→ TASK TO CARRY OUT: Search the data below for "JSON"; list each line that holds it.

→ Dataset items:
# # #

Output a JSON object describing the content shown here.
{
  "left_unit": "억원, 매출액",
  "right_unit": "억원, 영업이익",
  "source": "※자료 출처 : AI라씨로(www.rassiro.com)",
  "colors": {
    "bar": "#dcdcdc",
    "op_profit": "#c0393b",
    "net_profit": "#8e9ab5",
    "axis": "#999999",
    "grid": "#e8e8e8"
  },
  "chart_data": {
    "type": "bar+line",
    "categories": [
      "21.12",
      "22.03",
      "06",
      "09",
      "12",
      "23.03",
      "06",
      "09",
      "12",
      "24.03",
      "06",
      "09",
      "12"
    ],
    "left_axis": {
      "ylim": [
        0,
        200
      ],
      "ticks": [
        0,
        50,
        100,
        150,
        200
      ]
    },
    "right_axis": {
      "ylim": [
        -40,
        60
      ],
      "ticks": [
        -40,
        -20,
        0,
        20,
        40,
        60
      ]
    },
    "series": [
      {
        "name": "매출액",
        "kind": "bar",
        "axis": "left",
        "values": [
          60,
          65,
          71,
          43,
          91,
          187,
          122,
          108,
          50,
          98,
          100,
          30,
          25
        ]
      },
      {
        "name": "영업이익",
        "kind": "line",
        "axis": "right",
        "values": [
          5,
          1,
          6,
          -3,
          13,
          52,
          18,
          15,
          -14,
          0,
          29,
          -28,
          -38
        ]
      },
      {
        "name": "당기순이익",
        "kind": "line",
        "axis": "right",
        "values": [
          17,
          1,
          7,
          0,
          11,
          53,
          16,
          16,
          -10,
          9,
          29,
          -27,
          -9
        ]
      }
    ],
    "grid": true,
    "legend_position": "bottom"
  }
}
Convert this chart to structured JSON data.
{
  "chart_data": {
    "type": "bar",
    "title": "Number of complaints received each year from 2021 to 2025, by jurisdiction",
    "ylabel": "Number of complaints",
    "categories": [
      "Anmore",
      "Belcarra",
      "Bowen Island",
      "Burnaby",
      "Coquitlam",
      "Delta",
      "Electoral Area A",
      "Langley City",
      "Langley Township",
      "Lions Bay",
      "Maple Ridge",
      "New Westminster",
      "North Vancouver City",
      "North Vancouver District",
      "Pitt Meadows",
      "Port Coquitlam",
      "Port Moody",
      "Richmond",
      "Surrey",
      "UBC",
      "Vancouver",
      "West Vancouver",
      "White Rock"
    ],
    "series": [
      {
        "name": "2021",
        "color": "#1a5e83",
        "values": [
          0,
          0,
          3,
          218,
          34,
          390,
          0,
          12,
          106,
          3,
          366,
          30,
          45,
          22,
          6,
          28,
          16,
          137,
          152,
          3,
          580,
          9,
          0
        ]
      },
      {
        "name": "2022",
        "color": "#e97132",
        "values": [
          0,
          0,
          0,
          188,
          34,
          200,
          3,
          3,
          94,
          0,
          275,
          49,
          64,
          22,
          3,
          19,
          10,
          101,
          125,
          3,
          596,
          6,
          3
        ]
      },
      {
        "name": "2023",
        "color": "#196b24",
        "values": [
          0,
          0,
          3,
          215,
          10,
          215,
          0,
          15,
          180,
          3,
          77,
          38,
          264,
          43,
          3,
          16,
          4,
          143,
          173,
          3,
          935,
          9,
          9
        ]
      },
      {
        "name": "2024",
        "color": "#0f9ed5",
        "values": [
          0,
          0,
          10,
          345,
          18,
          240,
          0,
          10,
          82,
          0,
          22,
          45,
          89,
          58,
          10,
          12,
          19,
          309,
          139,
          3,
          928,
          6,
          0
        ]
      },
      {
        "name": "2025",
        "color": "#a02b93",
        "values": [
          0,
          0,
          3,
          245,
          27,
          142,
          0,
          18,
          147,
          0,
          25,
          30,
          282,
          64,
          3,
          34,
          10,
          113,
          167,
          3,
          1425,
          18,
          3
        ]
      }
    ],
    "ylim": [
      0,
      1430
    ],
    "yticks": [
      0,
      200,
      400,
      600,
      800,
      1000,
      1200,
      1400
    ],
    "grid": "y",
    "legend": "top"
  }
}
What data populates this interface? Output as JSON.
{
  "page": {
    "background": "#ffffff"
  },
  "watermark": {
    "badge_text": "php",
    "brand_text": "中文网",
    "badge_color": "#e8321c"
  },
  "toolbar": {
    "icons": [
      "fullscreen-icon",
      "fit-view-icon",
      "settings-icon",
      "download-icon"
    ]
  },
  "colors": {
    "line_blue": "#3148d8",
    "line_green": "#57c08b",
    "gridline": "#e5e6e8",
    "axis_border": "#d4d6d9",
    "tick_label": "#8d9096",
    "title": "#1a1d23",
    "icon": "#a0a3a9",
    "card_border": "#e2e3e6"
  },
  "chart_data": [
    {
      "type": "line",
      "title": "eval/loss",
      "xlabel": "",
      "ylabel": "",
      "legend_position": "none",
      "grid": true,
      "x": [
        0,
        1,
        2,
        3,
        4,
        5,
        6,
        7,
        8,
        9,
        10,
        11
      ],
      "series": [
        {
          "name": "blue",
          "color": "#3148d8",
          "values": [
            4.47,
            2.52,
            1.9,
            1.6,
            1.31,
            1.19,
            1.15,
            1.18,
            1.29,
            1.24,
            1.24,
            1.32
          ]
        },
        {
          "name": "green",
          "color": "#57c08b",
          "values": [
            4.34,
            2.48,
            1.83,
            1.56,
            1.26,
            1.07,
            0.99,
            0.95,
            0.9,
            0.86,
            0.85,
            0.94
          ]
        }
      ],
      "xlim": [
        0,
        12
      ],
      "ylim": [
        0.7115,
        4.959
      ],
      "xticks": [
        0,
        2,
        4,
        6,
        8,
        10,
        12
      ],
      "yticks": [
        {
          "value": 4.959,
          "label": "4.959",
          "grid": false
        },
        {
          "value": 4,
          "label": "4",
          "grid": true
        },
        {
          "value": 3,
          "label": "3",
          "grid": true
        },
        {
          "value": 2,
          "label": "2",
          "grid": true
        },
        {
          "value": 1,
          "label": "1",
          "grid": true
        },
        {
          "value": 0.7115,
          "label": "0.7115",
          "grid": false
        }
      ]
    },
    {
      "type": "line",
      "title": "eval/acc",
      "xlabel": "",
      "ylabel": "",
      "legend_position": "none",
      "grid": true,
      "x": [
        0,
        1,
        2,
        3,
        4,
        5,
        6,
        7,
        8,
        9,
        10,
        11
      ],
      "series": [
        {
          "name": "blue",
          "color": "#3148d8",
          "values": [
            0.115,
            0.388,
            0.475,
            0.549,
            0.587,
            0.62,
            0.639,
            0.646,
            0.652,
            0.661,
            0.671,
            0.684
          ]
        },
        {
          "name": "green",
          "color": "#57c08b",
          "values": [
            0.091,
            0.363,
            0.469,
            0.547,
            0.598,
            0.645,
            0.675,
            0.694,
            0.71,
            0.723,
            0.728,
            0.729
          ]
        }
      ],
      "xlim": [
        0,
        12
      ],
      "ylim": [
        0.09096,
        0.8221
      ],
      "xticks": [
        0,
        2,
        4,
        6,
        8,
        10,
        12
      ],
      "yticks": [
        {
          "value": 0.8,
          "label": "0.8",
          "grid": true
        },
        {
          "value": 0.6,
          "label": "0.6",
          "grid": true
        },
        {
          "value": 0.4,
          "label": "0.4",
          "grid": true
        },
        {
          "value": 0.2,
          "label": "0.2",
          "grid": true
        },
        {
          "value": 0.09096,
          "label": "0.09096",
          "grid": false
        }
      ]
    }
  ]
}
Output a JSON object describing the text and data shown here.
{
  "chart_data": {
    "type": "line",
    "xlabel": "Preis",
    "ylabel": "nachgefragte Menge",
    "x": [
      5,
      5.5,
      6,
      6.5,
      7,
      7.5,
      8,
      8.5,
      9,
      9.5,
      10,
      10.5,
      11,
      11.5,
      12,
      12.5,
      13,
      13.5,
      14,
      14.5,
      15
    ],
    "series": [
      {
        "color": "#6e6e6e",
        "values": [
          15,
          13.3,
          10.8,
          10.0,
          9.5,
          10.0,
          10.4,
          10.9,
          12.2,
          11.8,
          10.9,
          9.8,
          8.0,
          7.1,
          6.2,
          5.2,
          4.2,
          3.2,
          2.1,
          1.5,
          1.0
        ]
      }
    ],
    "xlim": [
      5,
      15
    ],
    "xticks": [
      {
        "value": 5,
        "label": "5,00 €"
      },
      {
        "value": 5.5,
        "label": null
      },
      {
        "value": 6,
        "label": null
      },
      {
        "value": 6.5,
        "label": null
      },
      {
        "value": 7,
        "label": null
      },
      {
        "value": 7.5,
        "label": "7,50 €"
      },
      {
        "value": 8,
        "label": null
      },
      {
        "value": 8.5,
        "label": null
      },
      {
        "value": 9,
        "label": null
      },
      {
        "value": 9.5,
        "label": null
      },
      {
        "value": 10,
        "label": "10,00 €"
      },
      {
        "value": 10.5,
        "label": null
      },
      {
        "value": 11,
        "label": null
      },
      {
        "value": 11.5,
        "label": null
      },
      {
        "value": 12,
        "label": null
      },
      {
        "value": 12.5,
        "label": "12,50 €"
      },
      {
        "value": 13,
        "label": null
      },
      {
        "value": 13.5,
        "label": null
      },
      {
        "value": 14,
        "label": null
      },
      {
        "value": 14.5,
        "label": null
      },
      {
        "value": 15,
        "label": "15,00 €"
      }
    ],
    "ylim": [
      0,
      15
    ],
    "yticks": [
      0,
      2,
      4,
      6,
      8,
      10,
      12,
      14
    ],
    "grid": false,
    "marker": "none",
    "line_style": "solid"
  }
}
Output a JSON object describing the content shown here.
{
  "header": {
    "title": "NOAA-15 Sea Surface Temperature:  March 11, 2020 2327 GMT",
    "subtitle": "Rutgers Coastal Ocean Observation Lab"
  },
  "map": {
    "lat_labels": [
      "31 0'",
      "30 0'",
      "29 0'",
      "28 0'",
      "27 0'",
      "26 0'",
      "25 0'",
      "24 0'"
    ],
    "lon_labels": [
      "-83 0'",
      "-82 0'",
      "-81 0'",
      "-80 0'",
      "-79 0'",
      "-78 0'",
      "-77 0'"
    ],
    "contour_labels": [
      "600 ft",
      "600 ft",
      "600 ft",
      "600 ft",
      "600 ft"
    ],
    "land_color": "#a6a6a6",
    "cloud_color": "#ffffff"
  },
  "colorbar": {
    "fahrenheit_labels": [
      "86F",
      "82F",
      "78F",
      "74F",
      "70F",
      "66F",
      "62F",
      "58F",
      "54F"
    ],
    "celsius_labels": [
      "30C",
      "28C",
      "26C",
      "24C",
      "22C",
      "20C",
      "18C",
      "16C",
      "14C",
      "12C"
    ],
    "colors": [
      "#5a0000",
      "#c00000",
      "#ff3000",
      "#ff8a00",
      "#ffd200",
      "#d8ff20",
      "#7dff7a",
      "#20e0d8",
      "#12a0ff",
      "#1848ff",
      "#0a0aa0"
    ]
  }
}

# # #

→ OUTPUT BELOW:
Output a JSON object describing the content shown here.
Convert this chart to structured JSON data.
What data populates this interface? Output as JSON.
Output a JSON object describing the text and data shown here.
Output a JSON object describing the content shown here.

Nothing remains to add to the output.